Data tied to figure images
------------------------------------------------------------
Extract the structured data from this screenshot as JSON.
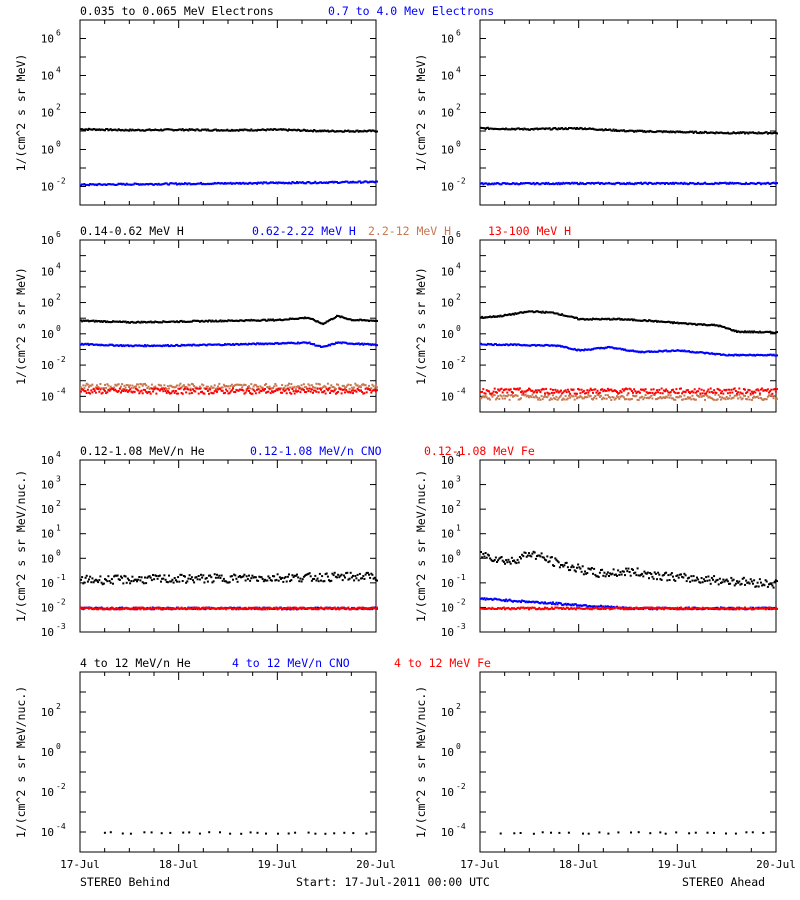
{
  "footer": {
    "left": "STEREO Behind",
    "center": "Start: 17-Jul-2011 00:00 UTC",
    "right": "STEREO Ahead"
  },
  "x_ticks": [
    "17-Jul",
    "18-Jul",
    "19-Jul",
    "20-Jul"
  ],
  "colors": {
    "black": "#000000",
    "blue": "#0000ff",
    "tan": "#c87850",
    "red": "#ff0000"
  },
  "chart_data": [
    {
      "type": "scatter",
      "row": 1,
      "ylabel": "1/(cm^2 s sr MeV)",
      "ylim_log10": [
        -3,
        7
      ],
      "yticks": [
        -2,
        0,
        2,
        4,
        6
      ],
      "titles": [
        {
          "text": "0.035 to 0.065 MeV Electrons",
          "color": "#000000"
        },
        {
          "text": "0.7 to 4.0 Mev Electrons",
          "color": "#0000ff"
        }
      ],
      "x_days": [
        0,
        3
      ],
      "series": [
        {
          "name": "0.035 to 0.065 MeV Electrons",
          "color": "#000000",
          "behind_log10": [
            [
              0,
              1.15
            ],
            [
              0.5,
              1.1
            ],
            [
              1,
              1.12
            ],
            [
              1.5,
              1.1
            ],
            [
              2,
              1.12
            ],
            [
              2.5,
              1.05
            ],
            [
              3,
              1.05
            ]
          ],
          "ahead_log10": [
            [
              0,
              1.2
            ],
            [
              0.5,
              1.15
            ],
            [
              1,
              1.2
            ],
            [
              1.5,
              1.05
            ],
            [
              2,
              1.0
            ],
            [
              2.5,
              0.95
            ],
            [
              3,
              0.95
            ]
          ]
        },
        {
          "name": "0.7 to 4.0 Mev Electrons",
          "color": "#0000ff",
          "behind_log10": [
            [
              0,
              -1.85
            ],
            [
              1,
              -1.8
            ],
            [
              2,
              -1.75
            ],
            [
              3,
              -1.7
            ]
          ],
          "ahead_log10": [
            [
              0,
              -1.8
            ],
            [
              1,
              -1.78
            ],
            [
              2,
              -1.78
            ],
            [
              3,
              -1.78
            ]
          ]
        }
      ]
    },
    {
      "type": "scatter",
      "row": 2,
      "ylabel": "1/(cm^2 s sr MeV)",
      "ylim_log10": [
        -5,
        6
      ],
      "yticks": [
        -4,
        -2,
        0,
        2,
        4,
        6
      ],
      "titles": [
        {
          "text": "0.14-0.62 MeV H",
          "color": "#000000"
        },
        {
          "text": "0.62-2.22 MeV H",
          "color": "#0000ff"
        },
        {
          "text": "2.2-12 MeV H",
          "color": "#c87850"
        },
        {
          "text": "13-100 MeV H",
          "color": "#ff0000"
        }
      ],
      "x_days": [
        0,
        3
      ],
      "series": [
        {
          "name": "0.14-0.62 MeV H",
          "color": "#000000",
          "behind_log10": [
            [
              0,
              0.9
            ],
            [
              0.5,
              0.8
            ],
            [
              1,
              0.85
            ],
            [
              1.5,
              0.9
            ],
            [
              2,
              0.95
            ],
            [
              2.3,
              1.1
            ],
            [
              2.45,
              0.7
            ],
            [
              2.6,
              1.2
            ],
            [
              2.75,
              0.95
            ],
            [
              3,
              0.9
            ]
          ],
          "ahead_log10": [
            [
              0,
              1.1
            ],
            [
              0.2,
              1.2
            ],
            [
              0.5,
              1.5
            ],
            [
              0.75,
              1.4
            ],
            [
              1,
              1.0
            ],
            [
              1.4,
              1.0
            ],
            [
              1.7,
              0.9
            ],
            [
              2.0,
              0.75
            ],
            [
              2.4,
              0.6
            ],
            [
              2.6,
              0.2
            ],
            [
              3,
              0.15
            ]
          ]
        },
        {
          "name": "0.62-2.22 MeV H",
          "color": "#0000ff",
          "behind_log10": [
            [
              0,
              -0.6
            ],
            [
              0.5,
              -0.7
            ],
            [
              1,
              -0.68
            ],
            [
              1.5,
              -0.62
            ],
            [
              2,
              -0.55
            ],
            [
              2.3,
              -0.5
            ],
            [
              2.45,
              -0.8
            ],
            [
              2.6,
              -0.5
            ],
            [
              3,
              -0.65
            ]
          ],
          "ahead_log10": [
            [
              0,
              -0.6
            ],
            [
              0.4,
              -0.65
            ],
            [
              0.8,
              -0.7
            ],
            [
              1.0,
              -1.0
            ],
            [
              1.3,
              -0.8
            ],
            [
              1.6,
              -1.1
            ],
            [
              2.0,
              -1.0
            ],
            [
              2.5,
              -1.3
            ],
            [
              3,
              -1.3
            ]
          ]
        },
        {
          "name": "2.2-12 MeV H",
          "color": "#c87850",
          "behind_log10": [
            [
              0,
              -3.3
            ],
            [
              3,
              -3.3
            ]
          ],
          "ahead_log10": [
            [
              0,
              -4.0
            ],
            [
              3,
              -4.0
            ]
          ]
        },
        {
          "name": "13-100 MeV H",
          "color": "#ff0000",
          "behind_log10": [
            [
              0,
              -3.6
            ],
            [
              3,
              -3.6
            ]
          ],
          "ahead_log10": [
            [
              0,
              -3.6
            ],
            [
              3,
              -3.6
            ]
          ]
        }
      ]
    },
    {
      "type": "scatter",
      "row": 3,
      "ylabel": "1/(cm^2 s sr MeV/nuc.)",
      "ylim_log10": [
        -3,
        4
      ],
      "yticks": [
        -3,
        -2,
        -1,
        0,
        1,
        2,
        3,
        4
      ],
      "titles": [
        {
          "text": "0.12-1.08 MeV/n He",
          "color": "#000000"
        },
        {
          "text": "0.12-1.08 MeV/n CNO",
          "color": "#0000ff"
        },
        {
          "text": "0.12-1.08 MeV Fe",
          "color": "#ff0000"
        }
      ],
      "x_days": [
        0,
        3
      ],
      "series": [
        {
          "name": "0.12-1.08 MeV/n He",
          "color": "#000000",
          "behind_log10": [
            [
              0,
              -0.85
            ],
            [
              1,
              -0.8
            ],
            [
              2,
              -0.75
            ],
            [
              3,
              -0.7
            ]
          ],
          "ahead_log10": [
            [
              0,
              0.2
            ],
            [
              0.3,
              -0.1
            ],
            [
              0.5,
              0.25
            ],
            [
              0.8,
              -0.2
            ],
            [
              1.2,
              -0.6
            ],
            [
              1.5,
              -0.5
            ],
            [
              2,
              -0.75
            ],
            [
              3,
              -1.0
            ]
          ]
        },
        {
          "name": "0.12-1.08 MeV/n CNO",
          "color": "#0000ff",
          "behind_log10": [
            [
              0,
              -2.0
            ],
            [
              3,
              -2.0
            ]
          ],
          "ahead_log10": [
            [
              0,
              -1.6
            ],
            [
              1.5,
              -2.0
            ],
            [
              3,
              -2.0
            ]
          ]
        },
        {
          "name": "0.12-1.08 MeV Fe",
          "color": "#ff0000",
          "behind_log10": [
            [
              0,
              -2.0
            ],
            [
              3,
              -2.0
            ]
          ],
          "ahead_log10": [
            [
              0,
              -2.0
            ],
            [
              3,
              -2.0
            ]
          ]
        }
      ]
    },
    {
      "type": "scatter",
      "row": 4,
      "ylabel": "1/(cm^2 s sr MeV/nuc.)",
      "ylim_log10": [
        -5,
        4
      ],
      "yticks": [
        -4,
        -2,
        0,
        2
      ],
      "titles": [
        {
          "text": "4 to 12 MeV/n He",
          "color": "#000000"
        },
        {
          "text": "4 to 12 MeV/n CNO",
          "color": "#0000ff"
        },
        {
          "text": "4 to 12 MeV Fe",
          "color": "#ff0000"
        }
      ],
      "x_days": [
        0,
        3
      ],
      "series": [
        {
          "name": "4 to 12 MeV/n He",
          "color": "#000000",
          "behind_log10": [
            [
              0,
              -4.0
            ],
            [
              3,
              -4.0
            ]
          ],
          "ahead_log10": [
            [
              0,
              -4.0
            ],
            [
              3,
              -4.0
            ]
          ]
        }
      ]
    }
  ]
}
------------------------------------------------------------
** Exercise requirements **
Extract every line of the records above that contains the word "name".

** Exercise solution **
          "name": "0.035 to 0.065 MeV Electrons",
          "name": "0.7 to 4.0 Mev Electrons",
          "name": "0.14-0.62 MeV H",
          "name": "0.62-2.22 MeV H",
          "name": "2.2-12 MeV H",
          "name": "13-100 MeV H",
          "name": "0.12-1.08 MeV/n He",
          "name": "0.12-1.08 MeV/n CNO",
          "name": "0.12-1.08 MeV Fe",
          "name": "4 to 12 MeV/n He",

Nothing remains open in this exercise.